## Goal of the exercise
Find the word "JSON" in the material below and gather every line that contains it.

## Material to process
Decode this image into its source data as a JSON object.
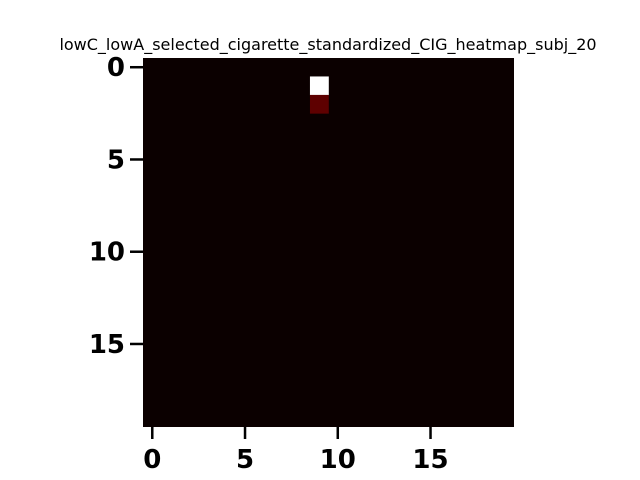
{
  "chart_data": {
    "type": "heatmap",
    "title": "lowC_lowA_selected_cigarette_standardized_CIG_heatmap_subj_20",
    "xlabel": "",
    "ylabel": "",
    "rows": 20,
    "cols": 20,
    "x_ticks": [
      0,
      5,
      10,
      15
    ],
    "y_ticks": [
      0,
      5,
      10,
      15
    ],
    "x_tick_labels": [
      "0",
      "5",
      "10",
      "15"
    ],
    "y_tick_labels": [
      "0",
      "5",
      "10",
      "15"
    ],
    "colormap": "hot",
    "background_value": 0.0,
    "background_color": "#0b0000",
    "vmin": 0.0,
    "vmax": 1.0,
    "nonzero_cells": [
      {
        "row": 1,
        "col": 9,
        "value": 1.0,
        "color": "#ffffff"
      },
      {
        "row": 2,
        "col": 9,
        "value": 0.15,
        "color": "#5e0000"
      }
    ],
    "grid": false,
    "legend": "none"
  }
}
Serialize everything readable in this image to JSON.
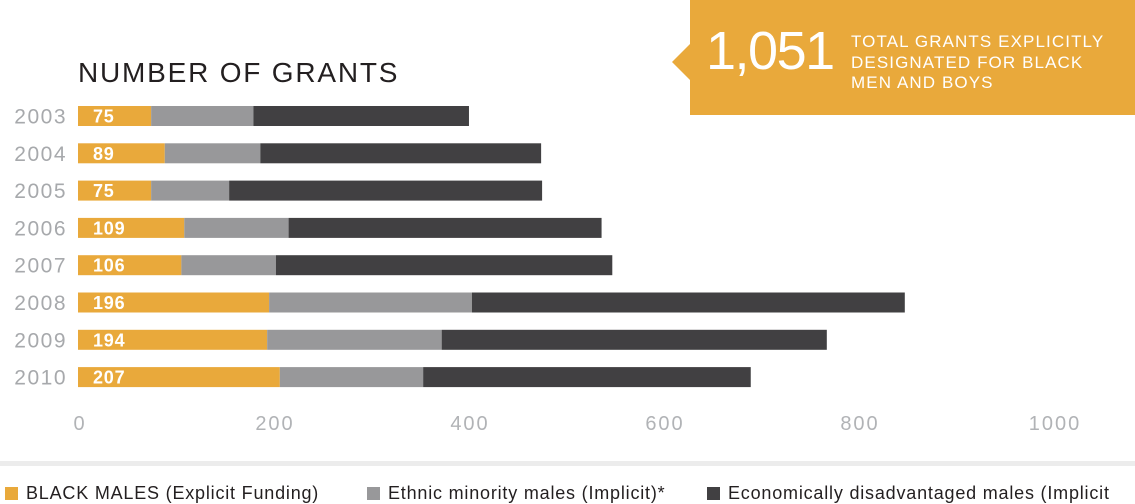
{
  "chart_data": {
    "type": "bar",
    "orientation": "horizontal",
    "stacked": true,
    "title": "NUMBER OF GRANTS",
    "categories": [
      "2003",
      "2004",
      "2005",
      "2006",
      "2007",
      "2008",
      "2009",
      "2010"
    ],
    "series": [
      {
        "name": "BLACK MALES (Explicit Funding)",
        "color": "#E9A93B",
        "show_labels": true,
        "values": [
          75,
          89,
          75,
          109,
          106,
          196,
          194,
          207
        ]
      },
      {
        "name": "Ethnic minority males (Implicit)*",
        "color": "#98989A",
        "show_labels": false,
        "values": [
          105,
          98,
          80,
          107,
          97,
          208,
          179,
          147
        ]
      },
      {
        "name": "Economically disadvantaged males (Implicit",
        "color": "#414042",
        "show_labels": false,
        "values": [
          221,
          288,
          321,
          321,
          345,
          444,
          395,
          336
        ]
      }
    ],
    "xlim": [
      0,
      1000
    ],
    "xticks": [
      0,
      200,
      400,
      600,
      800,
      1000
    ],
    "grid": false,
    "legend": "bottom",
    "annotation": {
      "value": "1,051",
      "lines": [
        "TOTAL GRANTS EXPLICITLY",
        "DESIGNATED FOR BLACK",
        "MEN AND BOYS"
      ],
      "color": "#E9A93B"
    }
  }
}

## Written answer
Decode this image into its source data as a JSON object.
Serialize everything readable in this image to JSON.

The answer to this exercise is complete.